━━━ Data to process ━━━
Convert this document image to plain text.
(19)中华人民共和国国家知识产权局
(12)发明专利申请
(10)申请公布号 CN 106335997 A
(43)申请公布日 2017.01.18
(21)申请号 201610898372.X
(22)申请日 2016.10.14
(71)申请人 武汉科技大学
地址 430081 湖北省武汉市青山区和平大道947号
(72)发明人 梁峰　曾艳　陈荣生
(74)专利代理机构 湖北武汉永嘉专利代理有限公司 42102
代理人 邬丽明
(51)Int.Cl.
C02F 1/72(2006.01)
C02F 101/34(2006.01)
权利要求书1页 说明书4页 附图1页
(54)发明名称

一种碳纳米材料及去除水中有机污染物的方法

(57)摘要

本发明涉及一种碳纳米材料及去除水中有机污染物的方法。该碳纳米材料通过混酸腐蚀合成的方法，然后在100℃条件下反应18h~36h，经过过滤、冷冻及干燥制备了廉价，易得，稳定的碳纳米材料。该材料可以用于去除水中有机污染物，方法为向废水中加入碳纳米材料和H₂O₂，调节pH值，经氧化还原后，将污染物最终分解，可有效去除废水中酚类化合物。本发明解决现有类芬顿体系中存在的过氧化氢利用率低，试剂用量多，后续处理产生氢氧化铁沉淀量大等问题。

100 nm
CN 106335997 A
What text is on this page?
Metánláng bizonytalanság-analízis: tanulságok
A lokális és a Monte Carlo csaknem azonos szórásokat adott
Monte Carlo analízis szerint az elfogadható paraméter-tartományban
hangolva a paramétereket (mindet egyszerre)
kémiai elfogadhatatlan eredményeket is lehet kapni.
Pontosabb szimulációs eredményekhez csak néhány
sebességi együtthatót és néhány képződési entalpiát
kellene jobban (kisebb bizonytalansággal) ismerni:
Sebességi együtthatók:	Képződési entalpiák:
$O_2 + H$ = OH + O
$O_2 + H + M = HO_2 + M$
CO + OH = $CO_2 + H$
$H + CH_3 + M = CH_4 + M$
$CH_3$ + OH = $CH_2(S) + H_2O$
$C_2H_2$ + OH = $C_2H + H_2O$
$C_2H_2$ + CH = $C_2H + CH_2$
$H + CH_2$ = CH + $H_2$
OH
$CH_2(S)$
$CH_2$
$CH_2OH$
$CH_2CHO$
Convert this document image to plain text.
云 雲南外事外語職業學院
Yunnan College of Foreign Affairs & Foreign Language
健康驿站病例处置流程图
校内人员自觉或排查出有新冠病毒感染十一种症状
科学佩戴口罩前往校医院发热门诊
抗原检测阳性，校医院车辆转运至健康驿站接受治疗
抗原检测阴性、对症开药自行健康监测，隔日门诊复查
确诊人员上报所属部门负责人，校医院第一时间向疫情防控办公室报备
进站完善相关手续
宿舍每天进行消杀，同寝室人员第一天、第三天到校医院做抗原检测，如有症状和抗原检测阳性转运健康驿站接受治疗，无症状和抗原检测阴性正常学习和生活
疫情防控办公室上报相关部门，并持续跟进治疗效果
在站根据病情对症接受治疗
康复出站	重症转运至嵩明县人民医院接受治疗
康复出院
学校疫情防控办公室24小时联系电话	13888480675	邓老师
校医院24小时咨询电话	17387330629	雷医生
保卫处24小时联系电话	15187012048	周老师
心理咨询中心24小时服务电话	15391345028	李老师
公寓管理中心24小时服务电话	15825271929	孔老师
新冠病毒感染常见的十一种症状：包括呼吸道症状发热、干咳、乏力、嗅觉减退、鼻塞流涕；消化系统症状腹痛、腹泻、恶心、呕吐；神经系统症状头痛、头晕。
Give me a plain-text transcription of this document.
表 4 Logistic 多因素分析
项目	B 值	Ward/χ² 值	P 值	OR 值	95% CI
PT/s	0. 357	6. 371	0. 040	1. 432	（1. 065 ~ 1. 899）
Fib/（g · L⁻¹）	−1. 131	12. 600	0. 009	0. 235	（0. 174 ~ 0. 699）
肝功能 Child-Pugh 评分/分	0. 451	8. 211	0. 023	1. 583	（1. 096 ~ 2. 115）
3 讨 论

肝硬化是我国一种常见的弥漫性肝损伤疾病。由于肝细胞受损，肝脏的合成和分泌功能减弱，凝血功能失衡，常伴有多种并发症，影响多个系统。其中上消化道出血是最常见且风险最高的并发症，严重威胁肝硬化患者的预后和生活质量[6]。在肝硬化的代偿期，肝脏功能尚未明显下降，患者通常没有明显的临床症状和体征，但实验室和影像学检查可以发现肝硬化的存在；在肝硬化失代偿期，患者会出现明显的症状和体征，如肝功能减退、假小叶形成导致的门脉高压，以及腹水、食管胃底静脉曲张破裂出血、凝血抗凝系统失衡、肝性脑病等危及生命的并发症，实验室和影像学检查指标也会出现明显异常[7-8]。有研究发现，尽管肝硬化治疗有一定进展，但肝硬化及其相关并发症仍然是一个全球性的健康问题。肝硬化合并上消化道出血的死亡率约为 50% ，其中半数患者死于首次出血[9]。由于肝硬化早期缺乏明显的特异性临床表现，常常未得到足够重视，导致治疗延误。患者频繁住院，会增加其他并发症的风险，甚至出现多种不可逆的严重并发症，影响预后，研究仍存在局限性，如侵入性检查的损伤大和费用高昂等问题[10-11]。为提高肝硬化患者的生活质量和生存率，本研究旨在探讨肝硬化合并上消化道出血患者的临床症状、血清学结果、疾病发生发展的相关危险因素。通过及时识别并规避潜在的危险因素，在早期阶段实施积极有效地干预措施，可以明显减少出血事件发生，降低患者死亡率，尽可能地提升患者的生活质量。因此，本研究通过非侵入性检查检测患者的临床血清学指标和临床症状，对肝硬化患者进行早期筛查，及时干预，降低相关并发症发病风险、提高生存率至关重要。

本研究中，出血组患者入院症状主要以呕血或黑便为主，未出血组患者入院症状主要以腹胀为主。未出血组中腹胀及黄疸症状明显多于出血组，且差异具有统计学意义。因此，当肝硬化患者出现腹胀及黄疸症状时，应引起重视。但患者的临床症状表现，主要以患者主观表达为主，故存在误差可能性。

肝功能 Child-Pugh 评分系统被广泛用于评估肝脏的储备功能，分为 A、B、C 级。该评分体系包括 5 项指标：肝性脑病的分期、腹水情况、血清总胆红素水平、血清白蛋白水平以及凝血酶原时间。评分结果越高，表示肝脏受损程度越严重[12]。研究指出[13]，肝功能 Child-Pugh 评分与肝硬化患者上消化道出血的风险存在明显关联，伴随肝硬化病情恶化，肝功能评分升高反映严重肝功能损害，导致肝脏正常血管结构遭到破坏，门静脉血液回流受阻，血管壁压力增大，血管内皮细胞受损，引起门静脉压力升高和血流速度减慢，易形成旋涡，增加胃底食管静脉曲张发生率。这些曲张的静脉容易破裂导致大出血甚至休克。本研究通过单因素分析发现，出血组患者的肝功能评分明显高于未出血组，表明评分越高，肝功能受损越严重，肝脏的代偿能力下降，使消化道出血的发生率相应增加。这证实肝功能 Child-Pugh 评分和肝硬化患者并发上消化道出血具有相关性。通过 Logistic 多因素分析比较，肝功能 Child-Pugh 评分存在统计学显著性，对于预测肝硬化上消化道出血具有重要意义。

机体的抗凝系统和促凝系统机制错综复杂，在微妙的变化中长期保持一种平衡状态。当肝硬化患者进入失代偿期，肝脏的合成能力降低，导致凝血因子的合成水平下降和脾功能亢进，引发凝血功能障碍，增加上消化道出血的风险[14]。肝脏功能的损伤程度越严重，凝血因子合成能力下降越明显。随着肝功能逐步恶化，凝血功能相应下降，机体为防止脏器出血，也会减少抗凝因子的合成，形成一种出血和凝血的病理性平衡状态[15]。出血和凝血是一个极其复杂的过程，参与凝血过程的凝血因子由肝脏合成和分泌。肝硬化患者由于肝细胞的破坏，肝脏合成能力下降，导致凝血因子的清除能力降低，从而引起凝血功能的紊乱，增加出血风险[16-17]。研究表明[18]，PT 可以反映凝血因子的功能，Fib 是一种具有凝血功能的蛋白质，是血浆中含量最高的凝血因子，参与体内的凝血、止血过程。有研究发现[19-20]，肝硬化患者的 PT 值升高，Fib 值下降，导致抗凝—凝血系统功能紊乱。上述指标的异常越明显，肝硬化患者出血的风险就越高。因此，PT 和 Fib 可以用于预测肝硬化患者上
━━━
Single out each line of the records above with the string "text" in it, and copy it.

Response to this exercise:
Convert this document image to plain text.
What text is on this page?
Convert this document image to plain text.
Give me a plain-text transcription of this document.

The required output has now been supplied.